• [STATED TASK]: Return all of the data exactly, with nothing left out but the pictures.

• [A run of records]:

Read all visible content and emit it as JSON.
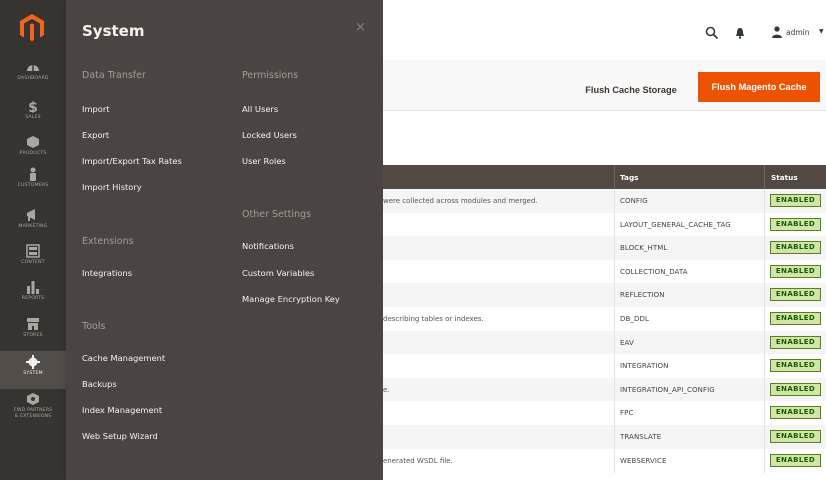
{
  "nav": {
    "items": [
      {
        "label": "DASHBOARD",
        "icon": "dashboard-icon"
      },
      {
        "label": "SALES",
        "icon": "dollar-icon"
      },
      {
        "label": "PRODUCTS",
        "icon": "box-icon"
      },
      {
        "label": "CUSTOMERS",
        "icon": "person-icon"
      },
      {
        "label": "MARKETING",
        "icon": "megaphone-icon"
      },
      {
        "label": "CONTENT",
        "icon": "layout-icon"
      },
      {
        "label": "REPORTS",
        "icon": "bar-chart-icon"
      },
      {
        "label": "STORES",
        "icon": "store-icon"
      },
      {
        "label": "SYSTEM",
        "icon": "gear-icon"
      },
      {
        "label": "FIND PARTNERS",
        "label2": "& EXTENSIONS",
        "icon": "partners-icon"
      }
    ]
  },
  "panel": {
    "title": "System",
    "close": "×",
    "sections": {
      "data_transfer": {
        "heading": "Data Transfer",
        "links": [
          "Import",
          "Export",
          "Import/Export Tax Rates",
          "Import History"
        ]
      },
      "extensions": {
        "heading": "Extensions",
        "links": [
          "Integrations"
        ]
      },
      "tools": {
        "heading": "Tools",
        "links": [
          "Cache Management",
          "Backups",
          "Index Management",
          "Web Setup Wizard"
        ]
      },
      "permissions": {
        "heading": "Permissions",
        "links": [
          "All Users",
          "Locked Users",
          "User Roles"
        ]
      },
      "other_settings": {
        "heading": "Other Settings",
        "links": [
          "Notifications",
          "Custom Variables",
          "Manage Encryption Key"
        ]
      }
    }
  },
  "header": {
    "user": "admin"
  },
  "toolbar": {
    "flush_storage": "Flush Cache Storage",
    "flush_magento": "Flush Magento Cache"
  },
  "table": {
    "headers": {
      "tags": "Tags",
      "status": "Status"
    },
    "rows": [
      {
        "desc": "were collected across modules and merged.",
        "tag": "CONFIG",
        "status": "ENABLED"
      },
      {
        "desc": "",
        "tag": "LAYOUT_GENERAL_CACHE_TAG",
        "status": "ENABLED"
      },
      {
        "desc": "",
        "tag": "BLOCK_HTML",
        "status": "ENABLED"
      },
      {
        "desc": "",
        "tag": "COLLECTION_DATA",
        "status": "ENABLED"
      },
      {
        "desc": "",
        "tag": "REFLECTION",
        "status": "ENABLED"
      },
      {
        "desc": "describing tables or indexes.",
        "tag": "DB_DDL",
        "status": "ENABLED"
      },
      {
        "desc": "",
        "tag": "EAV",
        "status": "ENABLED"
      },
      {
        "desc": "",
        "tag": "INTEGRATION",
        "status": "ENABLED"
      },
      {
        "desc": "e.",
        "tag": "INTEGRATION_API_CONFIG",
        "status": "ENABLED"
      },
      {
        "desc": "",
        "tag": "FPC",
        "status": "ENABLED"
      },
      {
        "desc": "",
        "tag": "TRANSLATE",
        "status": "ENABLED"
      },
      {
        "desc": "enerated WSDL file.",
        "tag": "WEBSERVICE",
        "status": "ENABLED"
      }
    ]
  },
  "colors": {
    "nav_bg": "#373330",
    "panel_bg": "#4a4542",
    "accent": "#eb5202",
    "enabled_bg": "#d0e5a9"
  }
}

• [EXPECTED ANSWER]:
Read all visible content and emit it as JSON.
{
  "nav": {
    "items": [
      {
        "label": "DASHBOARD",
        "icon": "dashboard-icon"
      },
      {
        "label": "SALES",
        "icon": "dollar-icon"
      },
      {
        "label": "PRODUCTS",
        "icon": "box-icon"
      },
      {
        "label": "CUSTOMERS",
        "icon": "person-icon"
      },
      {
        "label": "MARKETING",
        "icon": "megaphone-icon"
      },
      {
        "label": "CONTENT",
        "icon": "layout-icon"
      },
      {
        "label": "REPORTS",
        "icon": "bar-chart-icon"
      },
      {
        "label": "STORES",
        "icon": "store-icon"
      },
      {
        "label": "SYSTEM",
        "icon": "gear-icon"
      },
      {
        "label": "FIND PARTNERS",
        "label2": "& EXTENSIONS",
        "icon": "partners-icon"
      }
    ]
  },
  "panel": {
    "title": "System",
    "close": "×",
    "sections": {
      "data_transfer": {
        "heading": "Data Transfer",
        "links": [
          "Import",
          "Export",
          "Import/Export Tax Rates",
          "Import History"
        ]
      },
      "extensions": {
        "heading": "Extensions",
        "links": [
          "Integrations"
        ]
      },
      "tools": {
        "heading": "Tools",
        "links": [
          "Cache Management",
          "Backups",
          "Index Management",
          "Web Setup Wizard"
        ]
      },
      "permissions": {
        "heading": "Permissions",
        "links": [
          "All Users",
          "Locked Users",
          "User Roles"
        ]
      },
      "other_settings": {
        "heading": "Other Settings",
        "links": [
          "Notifications",
          "Custom Variables",
          "Manage Encryption Key"
        ]
      }
    }
  },
  "header": {
    "user": "admin"
  },
  "toolbar": {
    "flush_storage": "Flush Cache Storage",
    "flush_magento": "Flush Magento Cache"
  },
  "table": {
    "headers": {
      "tags": "Tags",
      "status": "Status"
    },
    "rows": [
      {
        "desc": "were collected across modules and merged.",
        "tag": "CONFIG",
        "status": "ENABLED"
      },
      {
        "desc": "",
        "tag": "LAYOUT_GENERAL_CACHE_TAG",
        "status": "ENABLED"
      },
      {
        "desc": "",
        "tag": "BLOCK_HTML",
        "status": "ENABLED"
      },
      {
        "desc": "",
        "tag": "COLLECTION_DATA",
        "status": "ENABLED"
      },
      {
        "desc": "",
        "tag": "REFLECTION",
        "status": "ENABLED"
      },
      {
        "desc": "describing tables or indexes.",
        "tag": "DB_DDL",
        "status": "ENABLED"
      },
      {
        "desc": "",
        "tag": "EAV",
        "status": "ENABLED"
      },
      {
        "desc": "",
        "tag": "INTEGRATION",
        "status": "ENABLED"
      },
      {
        "desc": "e.",
        "tag": "INTEGRATION_API_CONFIG",
        "status": "ENABLED"
      },
      {
        "desc": "",
        "tag": "FPC",
        "status": "ENABLED"
      },
      {
        "desc": "",
        "tag": "TRANSLATE",
        "status": "ENABLED"
      },
      {
        "desc": "enerated WSDL file.",
        "tag": "WEBSERVICE",
        "status": "ENABLED"
      }
    ]
  },
  "colors": {
    "nav_bg": "#373330",
    "panel_bg": "#4a4542",
    "accent": "#eb5202",
    "enabled_bg": "#d0e5a9"
  }
}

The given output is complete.